Data extracted from a collection:
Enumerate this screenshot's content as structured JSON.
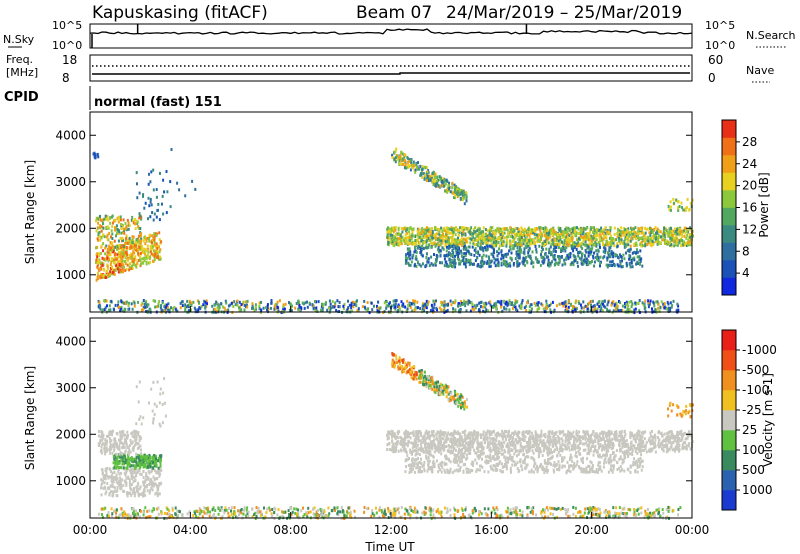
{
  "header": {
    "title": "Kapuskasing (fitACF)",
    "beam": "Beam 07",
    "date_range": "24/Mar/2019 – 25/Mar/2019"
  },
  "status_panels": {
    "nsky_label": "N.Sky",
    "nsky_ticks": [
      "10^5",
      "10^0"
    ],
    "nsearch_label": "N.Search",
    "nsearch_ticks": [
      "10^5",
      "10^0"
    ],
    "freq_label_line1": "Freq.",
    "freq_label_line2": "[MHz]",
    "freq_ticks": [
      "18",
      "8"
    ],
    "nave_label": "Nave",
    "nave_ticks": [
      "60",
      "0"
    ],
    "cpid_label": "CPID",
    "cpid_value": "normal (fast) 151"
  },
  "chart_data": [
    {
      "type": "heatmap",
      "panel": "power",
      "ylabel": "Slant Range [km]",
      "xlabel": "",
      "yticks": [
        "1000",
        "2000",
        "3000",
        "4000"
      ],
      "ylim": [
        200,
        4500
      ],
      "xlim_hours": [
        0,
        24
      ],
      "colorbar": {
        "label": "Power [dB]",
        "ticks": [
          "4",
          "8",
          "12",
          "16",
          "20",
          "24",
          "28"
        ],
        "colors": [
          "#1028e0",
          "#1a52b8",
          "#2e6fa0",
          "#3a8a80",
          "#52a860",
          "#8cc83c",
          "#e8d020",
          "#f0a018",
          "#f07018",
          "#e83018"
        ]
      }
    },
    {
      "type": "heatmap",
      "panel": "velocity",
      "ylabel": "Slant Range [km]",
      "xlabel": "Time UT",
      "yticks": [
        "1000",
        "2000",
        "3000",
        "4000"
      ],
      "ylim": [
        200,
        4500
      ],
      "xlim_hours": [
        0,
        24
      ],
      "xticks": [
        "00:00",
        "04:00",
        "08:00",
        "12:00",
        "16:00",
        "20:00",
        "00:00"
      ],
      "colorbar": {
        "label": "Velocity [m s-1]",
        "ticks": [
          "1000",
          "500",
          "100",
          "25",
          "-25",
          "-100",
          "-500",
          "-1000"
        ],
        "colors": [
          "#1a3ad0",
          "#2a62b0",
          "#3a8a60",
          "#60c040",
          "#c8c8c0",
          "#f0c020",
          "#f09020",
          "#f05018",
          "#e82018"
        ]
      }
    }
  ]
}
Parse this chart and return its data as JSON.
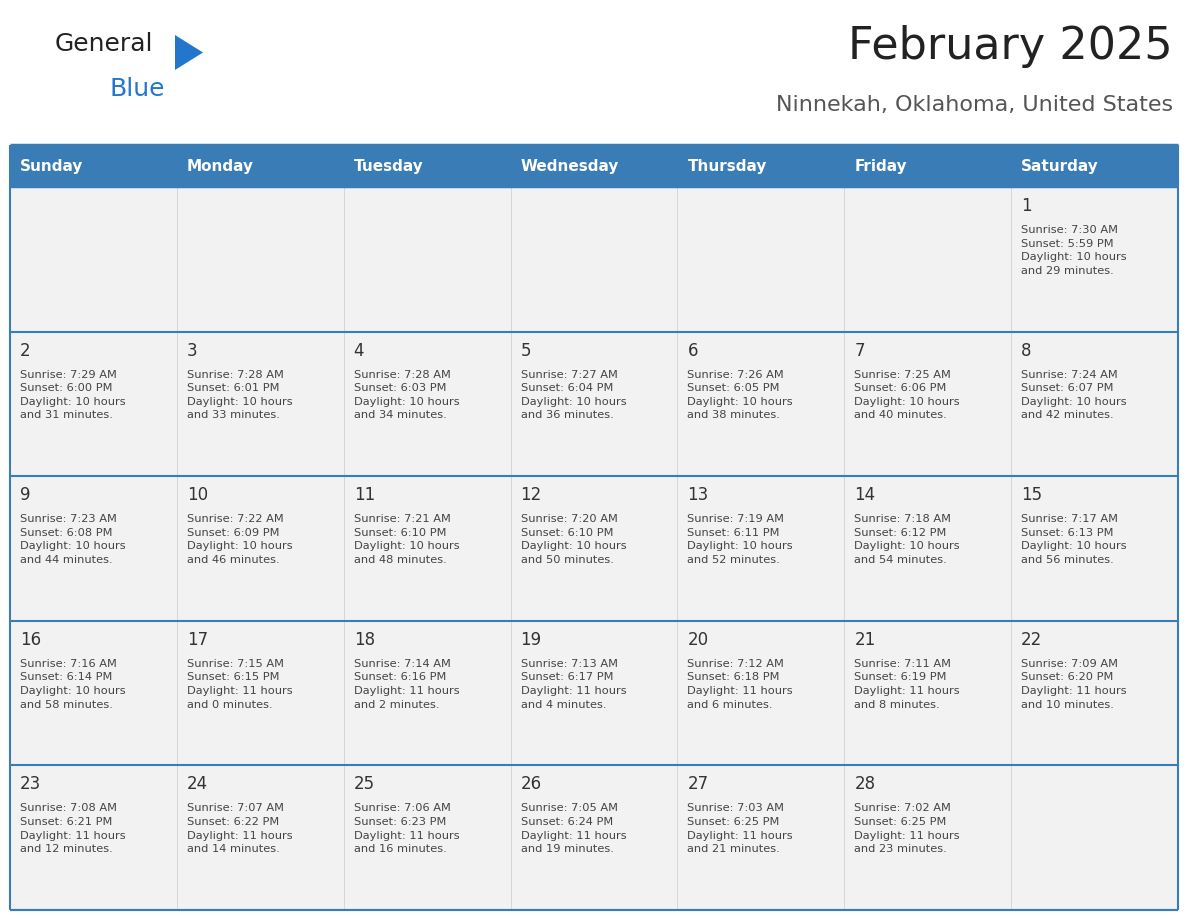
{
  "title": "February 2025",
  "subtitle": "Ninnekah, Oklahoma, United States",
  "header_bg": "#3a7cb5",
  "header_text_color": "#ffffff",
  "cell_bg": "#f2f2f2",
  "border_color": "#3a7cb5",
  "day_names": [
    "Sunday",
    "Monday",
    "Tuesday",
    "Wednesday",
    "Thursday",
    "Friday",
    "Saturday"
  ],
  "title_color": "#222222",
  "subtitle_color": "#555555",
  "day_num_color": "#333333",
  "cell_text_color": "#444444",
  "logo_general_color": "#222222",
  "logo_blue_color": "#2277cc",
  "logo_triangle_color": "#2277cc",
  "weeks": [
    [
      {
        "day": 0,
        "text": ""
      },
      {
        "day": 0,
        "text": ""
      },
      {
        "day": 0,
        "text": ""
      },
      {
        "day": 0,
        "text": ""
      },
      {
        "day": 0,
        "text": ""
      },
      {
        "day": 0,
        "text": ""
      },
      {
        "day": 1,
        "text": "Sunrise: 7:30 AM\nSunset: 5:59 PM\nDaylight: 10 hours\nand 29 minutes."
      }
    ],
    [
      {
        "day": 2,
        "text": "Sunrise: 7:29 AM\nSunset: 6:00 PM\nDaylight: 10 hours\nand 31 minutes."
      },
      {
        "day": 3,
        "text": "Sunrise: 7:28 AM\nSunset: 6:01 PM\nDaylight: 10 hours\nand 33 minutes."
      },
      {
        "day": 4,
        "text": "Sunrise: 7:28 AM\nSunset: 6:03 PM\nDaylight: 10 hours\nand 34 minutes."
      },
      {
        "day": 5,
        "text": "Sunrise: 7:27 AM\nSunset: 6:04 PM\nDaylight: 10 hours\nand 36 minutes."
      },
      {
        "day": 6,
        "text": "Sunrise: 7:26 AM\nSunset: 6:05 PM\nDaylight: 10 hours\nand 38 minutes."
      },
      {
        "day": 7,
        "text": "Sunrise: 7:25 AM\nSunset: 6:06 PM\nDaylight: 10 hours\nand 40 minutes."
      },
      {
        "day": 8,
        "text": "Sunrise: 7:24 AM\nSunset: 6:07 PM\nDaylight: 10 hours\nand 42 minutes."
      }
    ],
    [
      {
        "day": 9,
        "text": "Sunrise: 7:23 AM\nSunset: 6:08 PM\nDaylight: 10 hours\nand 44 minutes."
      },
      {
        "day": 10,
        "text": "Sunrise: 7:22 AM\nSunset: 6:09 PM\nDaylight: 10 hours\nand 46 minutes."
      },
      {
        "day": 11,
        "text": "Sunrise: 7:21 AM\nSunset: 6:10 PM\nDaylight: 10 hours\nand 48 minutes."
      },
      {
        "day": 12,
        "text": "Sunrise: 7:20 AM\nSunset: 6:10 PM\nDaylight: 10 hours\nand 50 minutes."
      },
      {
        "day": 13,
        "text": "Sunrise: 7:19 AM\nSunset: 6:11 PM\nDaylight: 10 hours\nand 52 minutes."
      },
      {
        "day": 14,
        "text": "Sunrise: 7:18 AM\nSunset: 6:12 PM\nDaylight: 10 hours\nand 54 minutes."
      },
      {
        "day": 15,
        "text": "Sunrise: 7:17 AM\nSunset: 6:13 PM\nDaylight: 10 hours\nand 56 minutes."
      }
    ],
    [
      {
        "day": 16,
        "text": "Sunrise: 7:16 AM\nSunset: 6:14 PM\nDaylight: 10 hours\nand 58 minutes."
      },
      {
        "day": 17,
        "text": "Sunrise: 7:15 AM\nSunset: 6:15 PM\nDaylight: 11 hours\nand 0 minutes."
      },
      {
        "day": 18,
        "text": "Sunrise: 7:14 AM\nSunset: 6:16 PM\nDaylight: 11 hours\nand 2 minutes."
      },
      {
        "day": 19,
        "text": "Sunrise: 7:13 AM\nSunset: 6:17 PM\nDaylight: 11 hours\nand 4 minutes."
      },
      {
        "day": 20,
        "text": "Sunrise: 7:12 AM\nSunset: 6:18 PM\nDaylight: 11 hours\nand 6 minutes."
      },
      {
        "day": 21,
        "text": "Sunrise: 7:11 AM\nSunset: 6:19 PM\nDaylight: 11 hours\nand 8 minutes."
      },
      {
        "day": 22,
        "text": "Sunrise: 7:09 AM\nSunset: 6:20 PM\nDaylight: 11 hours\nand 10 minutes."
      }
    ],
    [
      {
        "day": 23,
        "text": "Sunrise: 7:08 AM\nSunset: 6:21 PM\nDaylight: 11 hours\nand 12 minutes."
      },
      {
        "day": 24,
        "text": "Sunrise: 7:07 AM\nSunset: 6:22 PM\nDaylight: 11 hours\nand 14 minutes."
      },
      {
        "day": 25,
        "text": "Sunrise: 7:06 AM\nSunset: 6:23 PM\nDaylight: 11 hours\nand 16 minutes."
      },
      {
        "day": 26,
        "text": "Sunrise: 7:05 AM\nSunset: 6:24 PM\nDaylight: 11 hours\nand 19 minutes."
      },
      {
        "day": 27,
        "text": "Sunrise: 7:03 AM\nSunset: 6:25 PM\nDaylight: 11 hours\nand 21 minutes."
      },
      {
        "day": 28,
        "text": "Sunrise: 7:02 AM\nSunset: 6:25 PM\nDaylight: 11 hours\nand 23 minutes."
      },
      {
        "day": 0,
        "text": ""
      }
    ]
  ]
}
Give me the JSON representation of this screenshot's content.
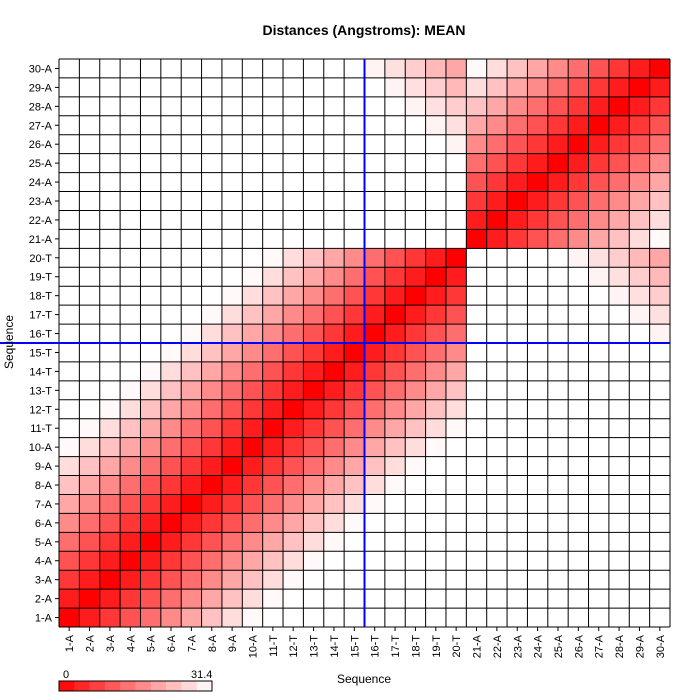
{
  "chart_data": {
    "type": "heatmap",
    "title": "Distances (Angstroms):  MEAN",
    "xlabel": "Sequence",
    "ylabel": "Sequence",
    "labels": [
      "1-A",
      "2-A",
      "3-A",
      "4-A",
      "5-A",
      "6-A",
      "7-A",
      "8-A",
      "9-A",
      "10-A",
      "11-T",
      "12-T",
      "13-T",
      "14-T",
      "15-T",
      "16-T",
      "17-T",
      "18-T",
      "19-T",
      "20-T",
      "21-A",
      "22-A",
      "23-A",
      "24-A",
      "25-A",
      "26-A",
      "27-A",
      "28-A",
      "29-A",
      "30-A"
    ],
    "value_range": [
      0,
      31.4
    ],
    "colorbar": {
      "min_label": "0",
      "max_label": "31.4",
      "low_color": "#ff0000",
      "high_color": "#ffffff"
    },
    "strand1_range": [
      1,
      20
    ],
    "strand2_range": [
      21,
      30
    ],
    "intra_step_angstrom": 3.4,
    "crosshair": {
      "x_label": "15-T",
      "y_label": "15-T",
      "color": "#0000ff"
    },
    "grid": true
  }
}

## Written exercise
Copy out every line of the material above that mentions the word "content".

## Response
Enumerate this screenshot's content as structured JSON.
Give me the JSON representation of this screenshot's content.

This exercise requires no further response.